BEGIN Extracted information

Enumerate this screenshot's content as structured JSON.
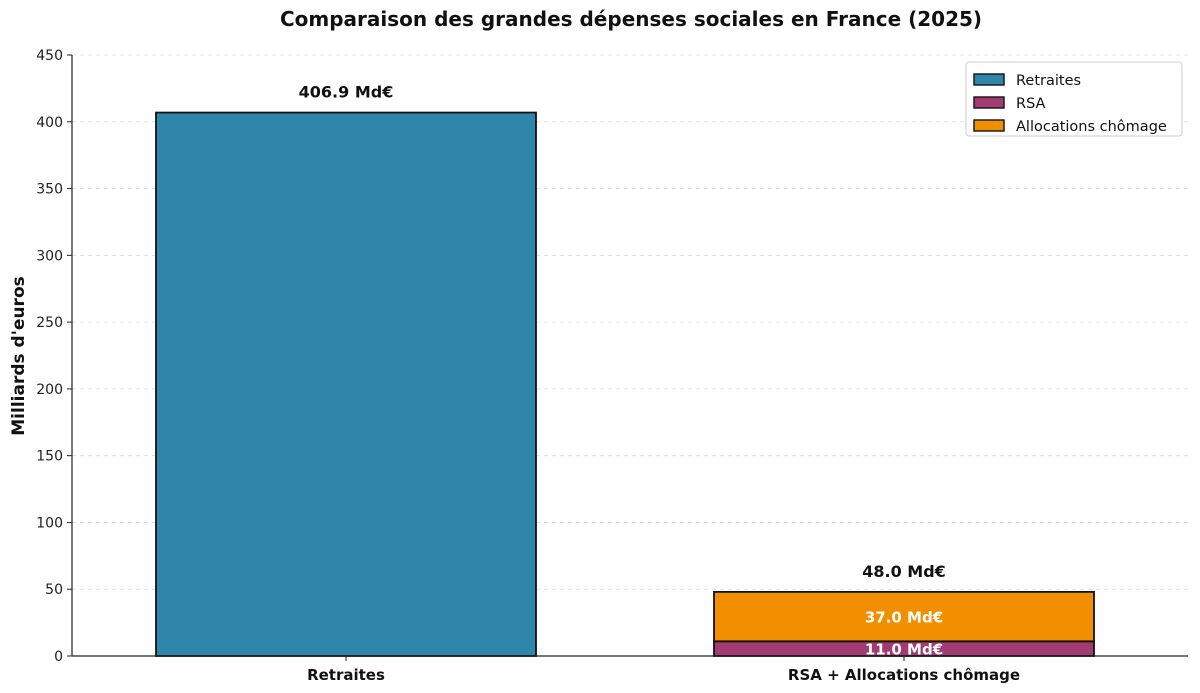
{
  "chart_data": {
    "type": "bar",
    "stacked": true,
    "title": "Comparaison des grandes dépenses sociales en France (2025)",
    "xlabel": "",
    "ylabel": "Milliards d'euros",
    "ylim": [
      0,
      450
    ],
    "yticks": [
      0,
      50,
      100,
      150,
      200,
      250,
      300,
      350,
      400,
      450
    ],
    "grid": "horizontal dashed",
    "legend_position": "top-right",
    "categories": [
      "Retraites",
      "RSA + Allocations chômage"
    ],
    "series": [
      {
        "name": "Retraites",
        "color": "#2e86ab",
        "values": [
          406.9,
          0
        ],
        "labels": [
          "",
          ""
        ]
      },
      {
        "name": "RSA",
        "color": "#a23b72",
        "values": [
          0,
          11.0
        ],
        "labels": [
          "",
          "11.0 Md€"
        ]
      },
      {
        "name": "Allocations chômage",
        "color": "#f18f01",
        "values": [
          0,
          37.0
        ],
        "labels": [
          "",
          "37.0 Md€"
        ]
      }
    ],
    "totals": [
      406.9,
      48.0
    ],
    "total_labels": [
      "406.9 Md€",
      "48.0 Md€"
    ]
  }
}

END Extracted information

§ Directions
Return all of the entries exactly as written, but drop any pictures they hold.

§ Written solution
Enumerate this screenshot's content as structured JSON.
{
  "chart_data": {
    "type": "bar",
    "stacked": true,
    "title": "Comparaison des grandes dépenses sociales en France (2025)",
    "xlabel": "",
    "ylabel": "Milliards d'euros",
    "ylim": [
      0,
      450
    ],
    "yticks": [
      0,
      50,
      100,
      150,
      200,
      250,
      300,
      350,
      400,
      450
    ],
    "grid": "horizontal dashed",
    "legend_position": "top-right",
    "categories": [
      "Retraites",
      "RSA + Allocations chômage"
    ],
    "series": [
      {
        "name": "Retraites",
        "color": "#2e86ab",
        "values": [
          406.9,
          0
        ],
        "labels": [
          "",
          ""
        ]
      },
      {
        "name": "RSA",
        "color": "#a23b72",
        "values": [
          0,
          11.0
        ],
        "labels": [
          "",
          "11.0 Md€"
        ]
      },
      {
        "name": "Allocations chômage",
        "color": "#f18f01",
        "values": [
          0,
          37.0
        ],
        "labels": [
          "",
          "37.0 Md€"
        ]
      }
    ],
    "totals": [
      406.9,
      48.0
    ],
    "total_labels": [
      "406.9 Md€",
      "48.0 Md€"
    ]
  }
}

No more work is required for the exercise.